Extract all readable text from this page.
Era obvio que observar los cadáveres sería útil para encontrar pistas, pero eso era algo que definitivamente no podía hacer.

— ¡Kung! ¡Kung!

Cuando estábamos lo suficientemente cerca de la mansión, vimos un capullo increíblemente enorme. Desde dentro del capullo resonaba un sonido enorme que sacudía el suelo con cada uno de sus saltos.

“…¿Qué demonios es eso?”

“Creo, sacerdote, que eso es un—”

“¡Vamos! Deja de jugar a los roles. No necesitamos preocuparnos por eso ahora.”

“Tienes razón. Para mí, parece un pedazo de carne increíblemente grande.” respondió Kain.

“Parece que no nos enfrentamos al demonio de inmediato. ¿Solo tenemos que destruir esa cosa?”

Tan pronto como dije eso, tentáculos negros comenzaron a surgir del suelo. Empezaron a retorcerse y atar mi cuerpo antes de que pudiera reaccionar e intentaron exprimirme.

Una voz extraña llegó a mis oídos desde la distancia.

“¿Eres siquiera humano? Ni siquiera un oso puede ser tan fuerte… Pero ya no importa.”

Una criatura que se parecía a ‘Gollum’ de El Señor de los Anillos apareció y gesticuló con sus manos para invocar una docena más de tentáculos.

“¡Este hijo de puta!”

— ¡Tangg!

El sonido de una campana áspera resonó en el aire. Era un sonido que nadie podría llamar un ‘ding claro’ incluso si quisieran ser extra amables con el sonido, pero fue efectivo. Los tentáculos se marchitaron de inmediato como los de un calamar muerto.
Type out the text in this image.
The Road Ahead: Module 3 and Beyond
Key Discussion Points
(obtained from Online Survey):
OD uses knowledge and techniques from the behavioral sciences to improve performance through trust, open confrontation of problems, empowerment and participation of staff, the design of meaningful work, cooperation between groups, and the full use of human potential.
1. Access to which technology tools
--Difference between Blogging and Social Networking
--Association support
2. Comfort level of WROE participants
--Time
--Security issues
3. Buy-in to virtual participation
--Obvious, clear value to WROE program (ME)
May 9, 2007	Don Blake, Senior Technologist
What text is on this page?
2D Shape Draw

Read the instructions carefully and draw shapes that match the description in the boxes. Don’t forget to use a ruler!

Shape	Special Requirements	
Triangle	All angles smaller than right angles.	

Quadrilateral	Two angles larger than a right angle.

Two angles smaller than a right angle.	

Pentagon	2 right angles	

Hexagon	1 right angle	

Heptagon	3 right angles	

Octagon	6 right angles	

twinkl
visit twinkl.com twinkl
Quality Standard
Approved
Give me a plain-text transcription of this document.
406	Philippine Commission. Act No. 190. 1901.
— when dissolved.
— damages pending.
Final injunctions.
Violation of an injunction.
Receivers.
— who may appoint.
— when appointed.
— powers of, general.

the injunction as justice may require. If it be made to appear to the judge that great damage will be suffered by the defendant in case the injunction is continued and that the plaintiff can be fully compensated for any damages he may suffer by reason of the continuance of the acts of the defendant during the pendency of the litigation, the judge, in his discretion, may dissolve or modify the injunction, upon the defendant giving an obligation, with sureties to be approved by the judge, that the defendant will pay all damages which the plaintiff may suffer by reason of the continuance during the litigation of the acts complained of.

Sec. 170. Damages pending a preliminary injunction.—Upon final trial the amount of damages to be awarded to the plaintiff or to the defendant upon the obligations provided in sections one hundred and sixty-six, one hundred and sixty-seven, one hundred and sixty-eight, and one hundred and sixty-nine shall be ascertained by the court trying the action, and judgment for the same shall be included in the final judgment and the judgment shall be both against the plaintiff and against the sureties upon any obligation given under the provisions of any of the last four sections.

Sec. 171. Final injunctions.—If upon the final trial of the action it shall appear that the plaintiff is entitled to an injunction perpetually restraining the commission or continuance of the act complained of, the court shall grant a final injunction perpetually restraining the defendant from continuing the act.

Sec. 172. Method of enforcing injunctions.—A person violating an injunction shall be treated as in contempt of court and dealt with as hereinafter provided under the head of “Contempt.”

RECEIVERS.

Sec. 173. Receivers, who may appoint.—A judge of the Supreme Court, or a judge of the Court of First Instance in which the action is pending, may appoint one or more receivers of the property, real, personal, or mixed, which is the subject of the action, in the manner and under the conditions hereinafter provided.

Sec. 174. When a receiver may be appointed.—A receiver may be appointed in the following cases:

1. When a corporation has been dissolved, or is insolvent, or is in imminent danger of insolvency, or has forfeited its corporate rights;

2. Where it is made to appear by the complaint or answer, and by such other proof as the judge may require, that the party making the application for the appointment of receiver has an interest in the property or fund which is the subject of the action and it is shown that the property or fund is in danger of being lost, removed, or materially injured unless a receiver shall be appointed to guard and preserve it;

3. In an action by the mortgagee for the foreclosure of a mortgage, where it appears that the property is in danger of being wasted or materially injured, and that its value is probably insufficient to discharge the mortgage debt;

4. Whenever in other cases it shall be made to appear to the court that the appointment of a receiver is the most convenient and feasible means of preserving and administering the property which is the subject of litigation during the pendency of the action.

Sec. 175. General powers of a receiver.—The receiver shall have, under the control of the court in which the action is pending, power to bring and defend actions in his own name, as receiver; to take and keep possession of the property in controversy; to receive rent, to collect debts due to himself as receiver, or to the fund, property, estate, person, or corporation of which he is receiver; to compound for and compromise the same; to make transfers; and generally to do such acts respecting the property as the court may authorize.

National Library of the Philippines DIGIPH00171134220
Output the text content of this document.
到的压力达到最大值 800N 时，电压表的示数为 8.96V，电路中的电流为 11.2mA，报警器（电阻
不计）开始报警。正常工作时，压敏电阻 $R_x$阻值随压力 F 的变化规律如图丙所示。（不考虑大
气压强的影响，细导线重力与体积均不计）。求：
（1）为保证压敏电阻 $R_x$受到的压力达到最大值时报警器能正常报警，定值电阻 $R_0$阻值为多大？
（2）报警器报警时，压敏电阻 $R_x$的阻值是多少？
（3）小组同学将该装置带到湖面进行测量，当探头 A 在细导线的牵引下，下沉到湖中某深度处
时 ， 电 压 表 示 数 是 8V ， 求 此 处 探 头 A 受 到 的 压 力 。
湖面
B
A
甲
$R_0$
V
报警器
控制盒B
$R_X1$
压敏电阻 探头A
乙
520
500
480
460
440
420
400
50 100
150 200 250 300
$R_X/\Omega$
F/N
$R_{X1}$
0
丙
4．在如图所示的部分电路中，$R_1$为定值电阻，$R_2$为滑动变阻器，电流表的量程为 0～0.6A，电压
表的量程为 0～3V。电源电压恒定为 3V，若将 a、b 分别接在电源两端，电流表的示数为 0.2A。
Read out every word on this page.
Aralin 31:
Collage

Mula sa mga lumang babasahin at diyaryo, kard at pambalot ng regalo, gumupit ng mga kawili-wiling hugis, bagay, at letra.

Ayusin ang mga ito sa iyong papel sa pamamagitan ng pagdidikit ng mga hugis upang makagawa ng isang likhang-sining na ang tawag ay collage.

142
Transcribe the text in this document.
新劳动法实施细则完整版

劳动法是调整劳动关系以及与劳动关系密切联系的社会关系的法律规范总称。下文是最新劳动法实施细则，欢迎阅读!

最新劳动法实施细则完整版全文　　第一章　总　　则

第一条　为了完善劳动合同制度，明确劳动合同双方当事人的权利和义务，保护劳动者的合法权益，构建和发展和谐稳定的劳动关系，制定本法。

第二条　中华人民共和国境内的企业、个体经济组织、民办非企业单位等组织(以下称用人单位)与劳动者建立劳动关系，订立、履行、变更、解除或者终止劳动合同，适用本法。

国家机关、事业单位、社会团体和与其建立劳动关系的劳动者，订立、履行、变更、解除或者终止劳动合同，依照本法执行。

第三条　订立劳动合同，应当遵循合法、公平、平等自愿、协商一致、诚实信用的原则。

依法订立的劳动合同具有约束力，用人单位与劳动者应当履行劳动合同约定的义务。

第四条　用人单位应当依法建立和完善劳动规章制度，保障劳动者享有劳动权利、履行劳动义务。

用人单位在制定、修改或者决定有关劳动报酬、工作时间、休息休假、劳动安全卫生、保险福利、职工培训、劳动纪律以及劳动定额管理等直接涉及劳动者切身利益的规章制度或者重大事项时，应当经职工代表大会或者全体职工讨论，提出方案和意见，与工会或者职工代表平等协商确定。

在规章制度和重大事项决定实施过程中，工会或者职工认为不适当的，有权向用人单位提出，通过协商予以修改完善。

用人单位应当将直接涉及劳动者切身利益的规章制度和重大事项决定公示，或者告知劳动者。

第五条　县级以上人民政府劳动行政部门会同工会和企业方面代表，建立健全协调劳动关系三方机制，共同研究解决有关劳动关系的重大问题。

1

_____

Your task
From the line containing "Read out every word on this page." through the final line of the listing above, retype every line exactly; leave out everything else.

Task solution
Read out every word on this page.
Aralin 31:
Collage

Mula sa mga lumang babasahin at diyaryo, kard at pambalot ng regalo, gumupit ng mga kawili-wiling hugis, bagay, at letra.

Ayusin ang mga ito sa iyong papel sa pamamagitan ng pagdidikit ng mga hugis upang makagawa ng isang likhang-sining na ang tawag ay collage.

142
Transcribe the text in this document.
新劳动法实施细则完整版

劳动法是调整劳动关系以及与劳动关系密切联系的社会关系的法律规范总称。下文是最新劳动法实施细则，欢迎阅读!

最新劳动法实施细则完整版全文　　第一章　总　　则

第一条　为了完善劳动合同制度，明确劳动合同双方当事人的权利和义务，保护劳动者的合法权益，构建和发展和谐稳定的劳动关系，制定本法。

第二条　中华人民共和国境内的企业、个体经济组织、民办非企业单位等组织(以下称用人单位)与劳动者建立劳动关系，订立、履行、变更、解除或者终止劳动合同，适用本法。

国家机关、事业单位、社会团体和与其建立劳动关系的劳动者，订立、履行、变更、解除或者终止劳动合同，依照本法执行。

第三条　订立劳动合同，应当遵循合法、公平、平等自愿、协商一致、诚实信用的原则。

依法订立的劳动合同具有约束力，用人单位与劳动者应当履行劳动合同约定的义务。

第四条　用人单位应当依法建立和完善劳动规章制度，保障劳动者享有劳动权利、履行劳动义务。

用人单位在制定、修改或者决定有关劳动报酬、工作时间、休息休假、劳动安全卫生、保险福利、职工培训、劳动纪律以及劳动定额管理等直接涉及劳动者切身利益的规章制度或者重大事项时，应当经职工代表大会或者全体职工讨论，提出方案和意见，与工会或者职工代表平等协商确定。

在规章制度和重大事项决定实施过程中，工会或者职工认为不适当的，有权向用人单位提出，通过协商予以修改完善。

用人单位应当将直接涉及劳动者切身利益的规章制度和重大事项决定公示，或者告知劳动者。

第五条　县级以上人民政府劳动行政部门会同工会和企业方面代表，建立健全协调劳动关系三方机制，共同研究解决有关劳动关系的重大问题。

1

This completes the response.